Materials provided
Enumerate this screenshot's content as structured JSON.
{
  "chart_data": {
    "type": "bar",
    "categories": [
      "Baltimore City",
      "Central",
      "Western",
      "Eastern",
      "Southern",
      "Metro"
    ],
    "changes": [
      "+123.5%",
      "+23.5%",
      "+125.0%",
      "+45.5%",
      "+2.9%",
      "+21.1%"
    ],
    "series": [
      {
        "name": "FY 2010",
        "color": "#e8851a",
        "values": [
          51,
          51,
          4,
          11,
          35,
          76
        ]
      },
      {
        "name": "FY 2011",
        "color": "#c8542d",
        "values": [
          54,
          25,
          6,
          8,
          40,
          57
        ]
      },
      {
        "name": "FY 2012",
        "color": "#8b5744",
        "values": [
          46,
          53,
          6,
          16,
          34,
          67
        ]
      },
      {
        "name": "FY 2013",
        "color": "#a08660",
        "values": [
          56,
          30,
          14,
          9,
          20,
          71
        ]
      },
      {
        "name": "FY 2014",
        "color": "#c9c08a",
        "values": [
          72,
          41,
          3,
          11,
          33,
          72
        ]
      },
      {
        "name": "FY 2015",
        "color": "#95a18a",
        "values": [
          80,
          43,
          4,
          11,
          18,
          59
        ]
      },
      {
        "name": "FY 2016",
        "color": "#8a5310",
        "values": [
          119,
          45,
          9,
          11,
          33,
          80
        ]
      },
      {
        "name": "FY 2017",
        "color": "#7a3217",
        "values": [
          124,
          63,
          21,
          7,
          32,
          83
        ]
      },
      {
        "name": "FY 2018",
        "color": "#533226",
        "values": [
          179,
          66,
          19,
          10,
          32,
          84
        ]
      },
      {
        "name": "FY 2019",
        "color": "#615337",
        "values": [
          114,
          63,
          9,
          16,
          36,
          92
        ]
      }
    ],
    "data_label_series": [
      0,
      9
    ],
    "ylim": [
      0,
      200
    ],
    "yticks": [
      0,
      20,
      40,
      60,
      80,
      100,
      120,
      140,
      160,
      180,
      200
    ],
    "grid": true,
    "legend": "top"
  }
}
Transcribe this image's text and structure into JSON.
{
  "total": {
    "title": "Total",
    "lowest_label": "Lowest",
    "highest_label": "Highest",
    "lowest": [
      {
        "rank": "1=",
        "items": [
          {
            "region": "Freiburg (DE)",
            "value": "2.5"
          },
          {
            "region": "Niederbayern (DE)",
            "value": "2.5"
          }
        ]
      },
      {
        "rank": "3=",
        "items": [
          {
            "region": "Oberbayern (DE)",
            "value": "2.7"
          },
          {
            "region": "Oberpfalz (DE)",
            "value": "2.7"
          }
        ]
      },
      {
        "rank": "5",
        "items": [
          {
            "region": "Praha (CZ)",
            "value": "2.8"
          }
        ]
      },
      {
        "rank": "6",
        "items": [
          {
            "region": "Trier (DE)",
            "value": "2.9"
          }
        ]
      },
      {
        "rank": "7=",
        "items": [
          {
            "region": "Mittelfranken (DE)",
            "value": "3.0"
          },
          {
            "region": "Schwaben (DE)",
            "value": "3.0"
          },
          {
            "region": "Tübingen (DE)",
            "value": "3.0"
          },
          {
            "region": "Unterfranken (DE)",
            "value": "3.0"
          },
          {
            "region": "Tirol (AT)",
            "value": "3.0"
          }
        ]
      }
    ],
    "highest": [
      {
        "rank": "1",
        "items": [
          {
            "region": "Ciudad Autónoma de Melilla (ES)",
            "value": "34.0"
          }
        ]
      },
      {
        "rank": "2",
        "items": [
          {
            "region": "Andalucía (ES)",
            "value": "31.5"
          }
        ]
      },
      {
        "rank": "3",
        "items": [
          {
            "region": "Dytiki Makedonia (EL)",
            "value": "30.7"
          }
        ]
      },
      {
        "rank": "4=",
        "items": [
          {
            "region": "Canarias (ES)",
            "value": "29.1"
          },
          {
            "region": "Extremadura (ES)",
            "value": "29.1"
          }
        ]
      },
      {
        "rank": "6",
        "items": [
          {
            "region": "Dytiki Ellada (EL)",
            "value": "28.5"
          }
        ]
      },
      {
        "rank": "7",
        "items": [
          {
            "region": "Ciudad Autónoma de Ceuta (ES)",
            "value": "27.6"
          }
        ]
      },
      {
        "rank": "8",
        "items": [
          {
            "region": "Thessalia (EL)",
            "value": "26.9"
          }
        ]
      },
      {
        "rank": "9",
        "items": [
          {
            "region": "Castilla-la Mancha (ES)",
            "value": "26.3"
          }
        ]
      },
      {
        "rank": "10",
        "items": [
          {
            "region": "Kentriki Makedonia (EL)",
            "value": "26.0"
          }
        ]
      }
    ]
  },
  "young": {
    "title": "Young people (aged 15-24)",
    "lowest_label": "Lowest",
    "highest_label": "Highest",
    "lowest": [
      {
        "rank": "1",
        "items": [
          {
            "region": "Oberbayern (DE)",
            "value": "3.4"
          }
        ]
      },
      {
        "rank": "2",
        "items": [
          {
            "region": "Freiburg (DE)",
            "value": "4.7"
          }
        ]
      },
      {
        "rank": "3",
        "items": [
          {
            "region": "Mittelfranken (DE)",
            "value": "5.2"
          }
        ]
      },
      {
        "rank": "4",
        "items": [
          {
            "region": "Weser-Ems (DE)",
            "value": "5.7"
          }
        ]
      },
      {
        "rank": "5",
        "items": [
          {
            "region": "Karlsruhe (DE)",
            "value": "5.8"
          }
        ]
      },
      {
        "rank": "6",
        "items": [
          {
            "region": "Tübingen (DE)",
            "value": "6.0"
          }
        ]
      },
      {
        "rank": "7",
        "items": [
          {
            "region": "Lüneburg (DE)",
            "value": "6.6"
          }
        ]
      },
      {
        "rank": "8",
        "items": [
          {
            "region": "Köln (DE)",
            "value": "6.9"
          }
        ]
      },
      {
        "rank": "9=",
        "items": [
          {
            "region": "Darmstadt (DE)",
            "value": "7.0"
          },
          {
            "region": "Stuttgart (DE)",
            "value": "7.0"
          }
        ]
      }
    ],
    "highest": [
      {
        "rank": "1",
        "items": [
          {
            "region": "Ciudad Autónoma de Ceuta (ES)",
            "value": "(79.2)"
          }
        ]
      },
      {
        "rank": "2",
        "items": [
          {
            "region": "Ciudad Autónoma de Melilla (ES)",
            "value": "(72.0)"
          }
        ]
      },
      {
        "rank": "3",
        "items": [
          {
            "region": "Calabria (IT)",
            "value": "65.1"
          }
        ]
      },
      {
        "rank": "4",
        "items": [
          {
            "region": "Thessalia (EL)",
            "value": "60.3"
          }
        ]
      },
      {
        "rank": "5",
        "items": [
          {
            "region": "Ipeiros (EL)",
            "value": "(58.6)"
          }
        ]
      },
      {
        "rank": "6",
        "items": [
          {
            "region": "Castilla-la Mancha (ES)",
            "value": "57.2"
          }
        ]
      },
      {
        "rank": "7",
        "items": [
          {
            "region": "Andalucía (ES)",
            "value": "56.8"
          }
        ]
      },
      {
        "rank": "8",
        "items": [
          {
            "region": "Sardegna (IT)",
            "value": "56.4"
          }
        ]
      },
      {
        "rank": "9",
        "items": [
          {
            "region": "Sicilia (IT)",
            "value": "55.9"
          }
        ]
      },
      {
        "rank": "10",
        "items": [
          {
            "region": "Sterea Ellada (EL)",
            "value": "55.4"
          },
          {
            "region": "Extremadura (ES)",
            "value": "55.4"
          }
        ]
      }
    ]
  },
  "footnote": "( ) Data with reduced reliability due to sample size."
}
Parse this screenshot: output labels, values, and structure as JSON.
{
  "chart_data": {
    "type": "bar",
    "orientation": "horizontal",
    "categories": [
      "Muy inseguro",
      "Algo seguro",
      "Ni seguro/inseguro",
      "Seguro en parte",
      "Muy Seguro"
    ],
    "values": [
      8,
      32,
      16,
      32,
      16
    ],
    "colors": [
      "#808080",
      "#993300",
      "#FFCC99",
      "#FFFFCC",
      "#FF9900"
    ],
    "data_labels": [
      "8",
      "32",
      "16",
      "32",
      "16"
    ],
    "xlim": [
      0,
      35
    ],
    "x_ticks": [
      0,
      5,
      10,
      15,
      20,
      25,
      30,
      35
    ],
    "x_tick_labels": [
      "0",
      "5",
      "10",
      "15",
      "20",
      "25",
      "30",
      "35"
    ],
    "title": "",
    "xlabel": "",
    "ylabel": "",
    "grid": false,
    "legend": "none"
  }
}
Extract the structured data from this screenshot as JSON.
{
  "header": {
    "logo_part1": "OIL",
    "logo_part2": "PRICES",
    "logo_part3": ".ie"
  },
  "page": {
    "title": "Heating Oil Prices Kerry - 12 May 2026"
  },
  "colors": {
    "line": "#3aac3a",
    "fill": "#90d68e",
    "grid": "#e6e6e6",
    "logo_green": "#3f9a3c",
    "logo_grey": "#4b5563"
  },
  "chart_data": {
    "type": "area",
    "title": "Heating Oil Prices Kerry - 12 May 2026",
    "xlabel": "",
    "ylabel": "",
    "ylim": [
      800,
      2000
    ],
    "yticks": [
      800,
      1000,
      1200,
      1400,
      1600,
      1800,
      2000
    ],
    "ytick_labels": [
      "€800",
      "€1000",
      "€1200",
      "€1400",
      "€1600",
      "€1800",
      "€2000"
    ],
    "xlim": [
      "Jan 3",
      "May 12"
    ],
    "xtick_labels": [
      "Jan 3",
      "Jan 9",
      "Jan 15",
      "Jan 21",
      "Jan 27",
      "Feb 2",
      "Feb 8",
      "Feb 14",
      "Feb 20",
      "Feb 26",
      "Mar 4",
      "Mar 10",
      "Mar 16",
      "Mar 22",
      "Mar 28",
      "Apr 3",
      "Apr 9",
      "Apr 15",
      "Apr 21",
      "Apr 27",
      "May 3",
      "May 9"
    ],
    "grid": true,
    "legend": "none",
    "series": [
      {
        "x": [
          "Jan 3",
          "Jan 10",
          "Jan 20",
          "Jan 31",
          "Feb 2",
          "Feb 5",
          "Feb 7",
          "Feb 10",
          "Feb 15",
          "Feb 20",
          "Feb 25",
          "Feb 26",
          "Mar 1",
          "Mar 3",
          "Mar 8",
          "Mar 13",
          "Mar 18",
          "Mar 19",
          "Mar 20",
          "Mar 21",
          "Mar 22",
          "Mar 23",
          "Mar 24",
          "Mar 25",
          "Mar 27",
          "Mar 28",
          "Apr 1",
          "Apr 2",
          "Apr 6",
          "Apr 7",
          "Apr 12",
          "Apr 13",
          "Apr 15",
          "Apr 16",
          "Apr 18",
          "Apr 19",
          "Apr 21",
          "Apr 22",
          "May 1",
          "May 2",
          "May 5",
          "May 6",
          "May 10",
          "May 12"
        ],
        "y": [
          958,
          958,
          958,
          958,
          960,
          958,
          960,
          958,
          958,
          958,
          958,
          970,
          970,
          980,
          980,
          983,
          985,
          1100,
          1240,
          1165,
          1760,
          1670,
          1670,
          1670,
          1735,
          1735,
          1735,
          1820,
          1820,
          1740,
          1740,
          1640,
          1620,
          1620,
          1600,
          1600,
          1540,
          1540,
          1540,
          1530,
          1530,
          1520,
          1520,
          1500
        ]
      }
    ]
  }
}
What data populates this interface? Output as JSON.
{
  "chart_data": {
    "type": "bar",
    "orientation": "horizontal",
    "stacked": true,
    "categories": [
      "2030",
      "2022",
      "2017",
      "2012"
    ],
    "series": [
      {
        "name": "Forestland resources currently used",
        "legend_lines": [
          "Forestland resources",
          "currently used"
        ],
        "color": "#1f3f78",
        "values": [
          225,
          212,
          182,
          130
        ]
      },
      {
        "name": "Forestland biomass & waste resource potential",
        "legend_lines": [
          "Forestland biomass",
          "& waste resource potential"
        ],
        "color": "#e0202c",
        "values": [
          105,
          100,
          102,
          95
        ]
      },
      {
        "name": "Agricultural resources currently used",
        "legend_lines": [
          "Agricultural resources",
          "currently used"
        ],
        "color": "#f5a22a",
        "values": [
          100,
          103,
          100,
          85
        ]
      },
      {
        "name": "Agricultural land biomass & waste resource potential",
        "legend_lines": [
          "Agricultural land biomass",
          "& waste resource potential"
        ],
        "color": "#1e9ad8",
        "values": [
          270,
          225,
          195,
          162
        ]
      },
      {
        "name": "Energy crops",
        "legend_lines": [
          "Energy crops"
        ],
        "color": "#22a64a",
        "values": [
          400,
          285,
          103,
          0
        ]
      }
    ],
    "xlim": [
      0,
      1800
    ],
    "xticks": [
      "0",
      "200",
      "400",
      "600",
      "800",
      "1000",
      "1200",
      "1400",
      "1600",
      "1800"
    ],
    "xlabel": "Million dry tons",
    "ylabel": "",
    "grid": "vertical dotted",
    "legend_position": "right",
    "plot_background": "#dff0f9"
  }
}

Do this
State how many lines in the records above contain the word "resources", giving only the number.

Response to the task
4